■ **DIRECTIVE**
Give all the lines below again, exactly, with no pictures.

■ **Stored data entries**
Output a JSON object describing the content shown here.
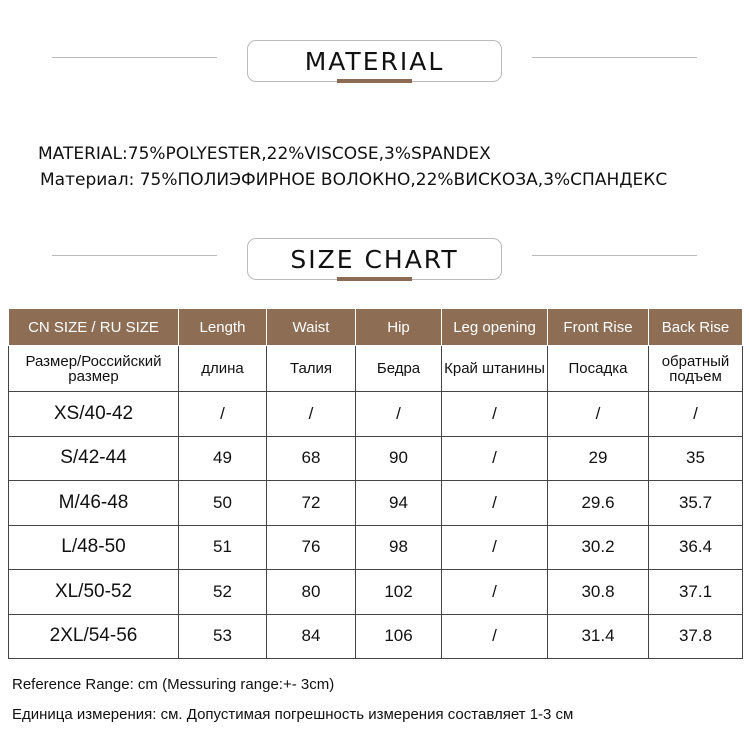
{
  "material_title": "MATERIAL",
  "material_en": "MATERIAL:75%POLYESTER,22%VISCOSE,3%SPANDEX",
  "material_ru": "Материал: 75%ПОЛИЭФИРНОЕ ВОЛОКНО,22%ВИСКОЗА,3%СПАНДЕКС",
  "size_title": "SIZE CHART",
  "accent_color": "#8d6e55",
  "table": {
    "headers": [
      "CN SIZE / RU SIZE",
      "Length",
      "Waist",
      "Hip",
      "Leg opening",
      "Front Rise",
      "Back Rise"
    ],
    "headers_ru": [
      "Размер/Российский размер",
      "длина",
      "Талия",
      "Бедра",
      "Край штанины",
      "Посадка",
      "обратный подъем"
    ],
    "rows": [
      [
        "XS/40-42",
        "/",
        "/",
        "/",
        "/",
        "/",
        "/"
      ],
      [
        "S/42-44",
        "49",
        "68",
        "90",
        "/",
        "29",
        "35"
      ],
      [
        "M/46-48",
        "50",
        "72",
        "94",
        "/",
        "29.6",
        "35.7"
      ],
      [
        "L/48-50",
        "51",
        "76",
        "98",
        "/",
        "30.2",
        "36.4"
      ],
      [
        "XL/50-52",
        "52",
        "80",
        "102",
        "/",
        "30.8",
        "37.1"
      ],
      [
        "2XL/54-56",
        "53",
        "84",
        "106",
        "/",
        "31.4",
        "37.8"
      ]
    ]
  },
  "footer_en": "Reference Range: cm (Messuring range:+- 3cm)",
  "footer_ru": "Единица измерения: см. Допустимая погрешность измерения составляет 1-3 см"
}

■ **THE RESULT**
Output a JSON object describing the content shown here.
{
  "material_title": "MATERIAL",
  "material_en": "MATERIAL:75%POLYESTER,22%VISCOSE,3%SPANDEX",
  "material_ru": "Материал: 75%ПОЛИЭФИРНОЕ ВОЛОКНО,22%ВИСКОЗА,3%СПАНДЕКС",
  "size_title": "SIZE CHART",
  "accent_color": "#8d6e55",
  "table": {
    "headers": [
      "CN SIZE / RU SIZE",
      "Length",
      "Waist",
      "Hip",
      "Leg opening",
      "Front Rise",
      "Back Rise"
    ],
    "headers_ru": [
      "Размер/Российский размер",
      "длина",
      "Талия",
      "Бедра",
      "Край штанины",
      "Посадка",
      "обратный подъем"
    ],
    "rows": [
      [
        "XS/40-42",
        "/",
        "/",
        "/",
        "/",
        "/",
        "/"
      ],
      [
        "S/42-44",
        "49",
        "68",
        "90",
        "/",
        "29",
        "35"
      ],
      [
        "M/46-48",
        "50",
        "72",
        "94",
        "/",
        "29.6",
        "35.7"
      ],
      [
        "L/48-50",
        "51",
        "76",
        "98",
        "/",
        "30.2",
        "36.4"
      ],
      [
        "XL/50-52",
        "52",
        "80",
        "102",
        "/",
        "30.8",
        "37.1"
      ],
      [
        "2XL/54-56",
        "53",
        "84",
        "106",
        "/",
        "31.4",
        "37.8"
      ]
    ]
  },
  "footer_en": "Reference Range: cm (Messuring range:+- 3cm)",
  "footer_ru": "Единица измерения: см. Допустимая погрешность измерения составляет 1-3 см"
}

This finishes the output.